EXERCISE DESCRIPTION: Find every line in the records that holds the string "this". Copy each one.

Figure record extracts:
☆ ☆ ☆ ☆ ☆ ☆ ☆
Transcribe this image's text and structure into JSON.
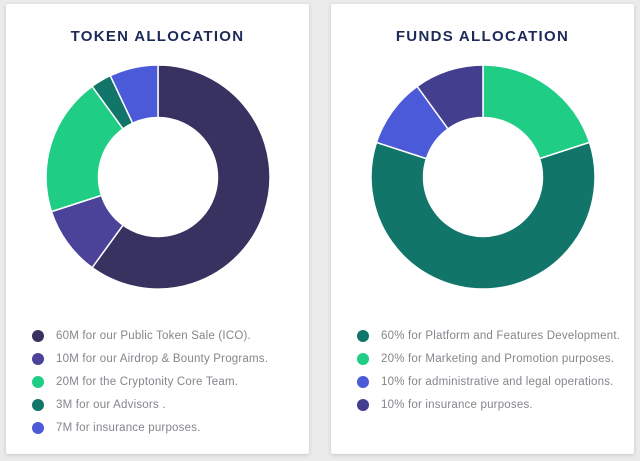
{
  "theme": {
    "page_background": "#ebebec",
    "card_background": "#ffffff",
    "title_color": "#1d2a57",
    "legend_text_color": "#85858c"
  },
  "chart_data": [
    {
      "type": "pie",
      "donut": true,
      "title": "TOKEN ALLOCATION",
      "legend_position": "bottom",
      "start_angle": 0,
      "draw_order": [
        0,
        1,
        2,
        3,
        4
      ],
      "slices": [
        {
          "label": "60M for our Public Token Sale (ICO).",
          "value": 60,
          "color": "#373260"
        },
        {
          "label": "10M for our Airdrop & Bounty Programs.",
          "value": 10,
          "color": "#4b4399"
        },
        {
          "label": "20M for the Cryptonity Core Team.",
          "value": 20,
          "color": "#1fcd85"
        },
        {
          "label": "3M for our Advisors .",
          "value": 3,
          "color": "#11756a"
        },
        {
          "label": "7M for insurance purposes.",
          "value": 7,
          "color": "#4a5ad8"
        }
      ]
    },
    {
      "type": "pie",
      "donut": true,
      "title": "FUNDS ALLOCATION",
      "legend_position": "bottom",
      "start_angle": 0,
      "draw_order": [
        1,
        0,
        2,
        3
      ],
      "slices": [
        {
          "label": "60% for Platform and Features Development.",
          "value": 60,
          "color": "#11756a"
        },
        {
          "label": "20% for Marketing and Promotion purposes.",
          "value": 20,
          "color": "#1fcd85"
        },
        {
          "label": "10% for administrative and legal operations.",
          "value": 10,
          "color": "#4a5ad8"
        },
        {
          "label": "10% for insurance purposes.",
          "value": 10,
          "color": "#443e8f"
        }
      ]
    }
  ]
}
☆ ☆ ☆ ☆ ☆ ☆ ☆
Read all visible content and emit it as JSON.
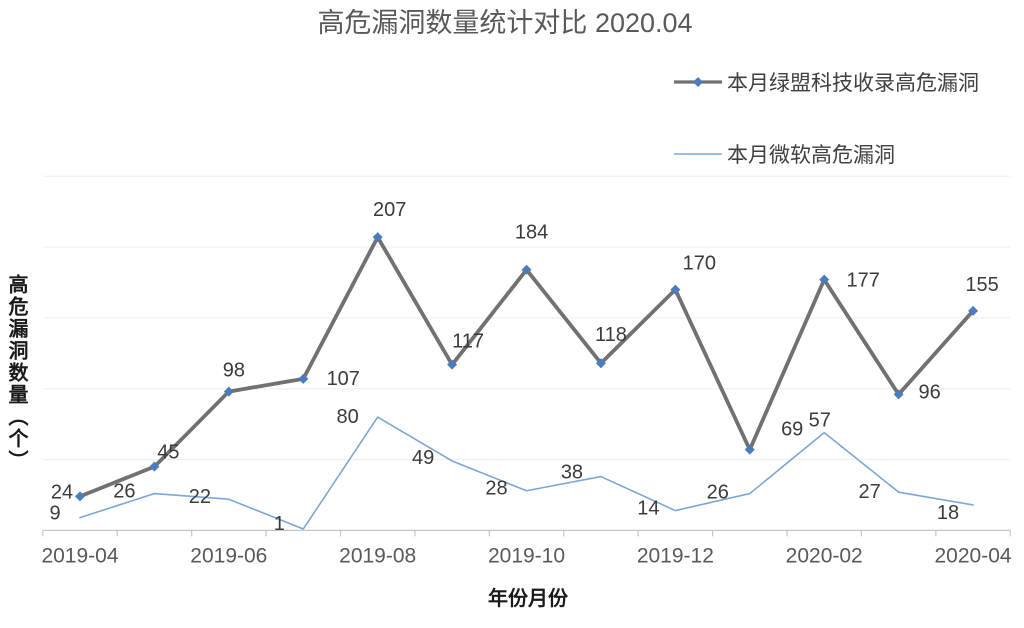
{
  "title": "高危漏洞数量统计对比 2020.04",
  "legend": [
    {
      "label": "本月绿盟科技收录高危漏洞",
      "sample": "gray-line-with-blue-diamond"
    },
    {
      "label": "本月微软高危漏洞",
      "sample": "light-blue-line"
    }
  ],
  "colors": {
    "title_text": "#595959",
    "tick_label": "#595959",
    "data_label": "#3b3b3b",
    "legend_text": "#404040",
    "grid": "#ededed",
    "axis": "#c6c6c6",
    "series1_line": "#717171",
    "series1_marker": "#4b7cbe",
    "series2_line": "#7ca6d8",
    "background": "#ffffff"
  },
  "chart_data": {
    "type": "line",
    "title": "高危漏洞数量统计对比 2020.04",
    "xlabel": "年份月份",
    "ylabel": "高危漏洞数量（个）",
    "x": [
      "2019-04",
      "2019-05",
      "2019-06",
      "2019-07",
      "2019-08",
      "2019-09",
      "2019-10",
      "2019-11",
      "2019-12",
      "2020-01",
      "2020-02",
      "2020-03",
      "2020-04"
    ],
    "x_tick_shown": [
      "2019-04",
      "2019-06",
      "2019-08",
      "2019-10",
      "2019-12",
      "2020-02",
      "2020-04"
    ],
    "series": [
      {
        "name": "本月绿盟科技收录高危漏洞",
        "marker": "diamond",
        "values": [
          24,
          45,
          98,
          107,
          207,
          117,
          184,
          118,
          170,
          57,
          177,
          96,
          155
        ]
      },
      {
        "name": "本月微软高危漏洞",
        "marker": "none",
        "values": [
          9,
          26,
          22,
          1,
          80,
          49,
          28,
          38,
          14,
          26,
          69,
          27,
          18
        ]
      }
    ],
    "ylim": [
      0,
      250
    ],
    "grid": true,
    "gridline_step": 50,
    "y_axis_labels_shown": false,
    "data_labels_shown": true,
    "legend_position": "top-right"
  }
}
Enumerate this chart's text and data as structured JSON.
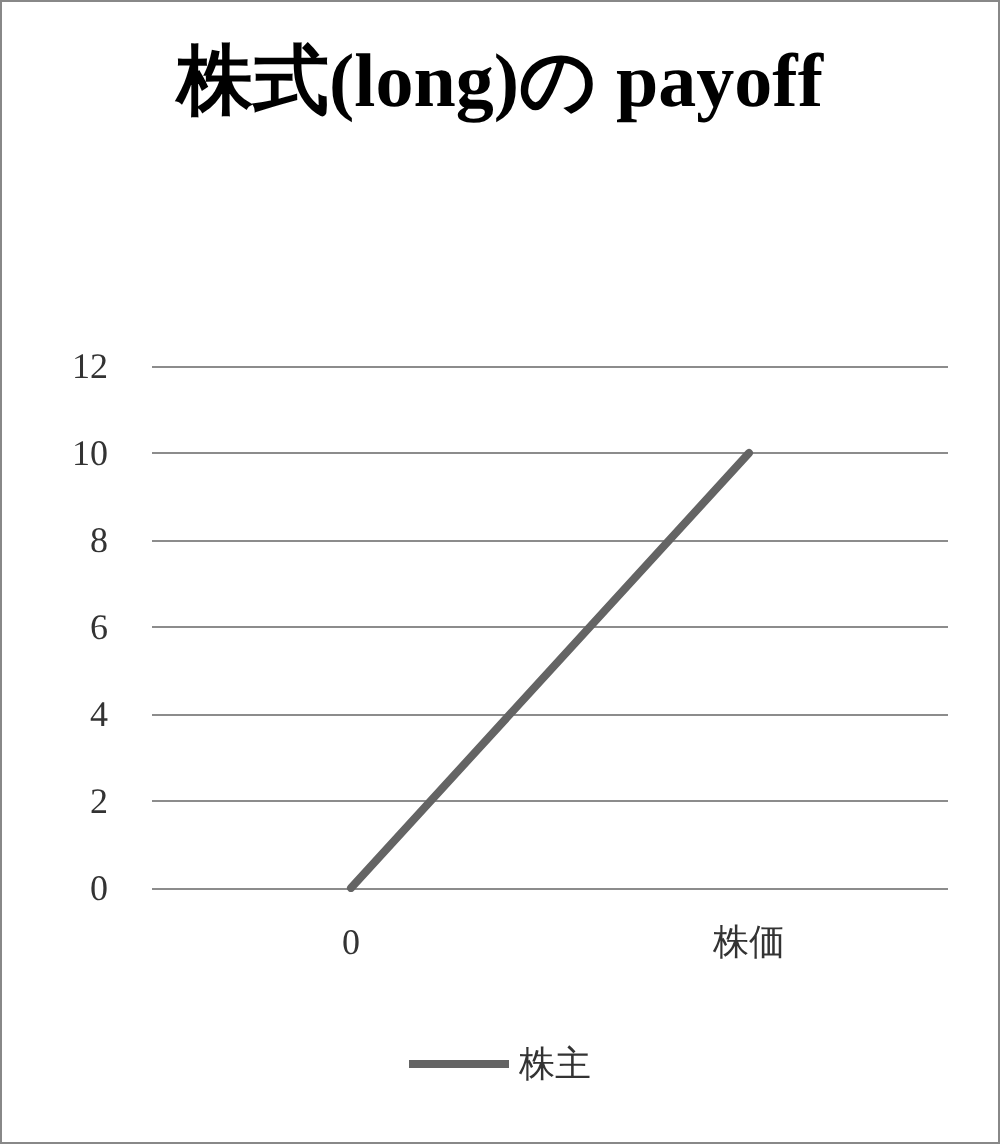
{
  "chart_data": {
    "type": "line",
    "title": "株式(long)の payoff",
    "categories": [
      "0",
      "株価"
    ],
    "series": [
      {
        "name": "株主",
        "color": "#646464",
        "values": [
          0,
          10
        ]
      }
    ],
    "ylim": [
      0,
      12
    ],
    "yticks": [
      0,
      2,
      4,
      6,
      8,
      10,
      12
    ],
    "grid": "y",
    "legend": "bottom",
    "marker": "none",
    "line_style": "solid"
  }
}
☆ ☆ ☆ ☆ ☆ ☆ ☆
REPLY:
Transcribe this image's text and structure into JSON.
Enumerate this chart's text and data as structured JSON.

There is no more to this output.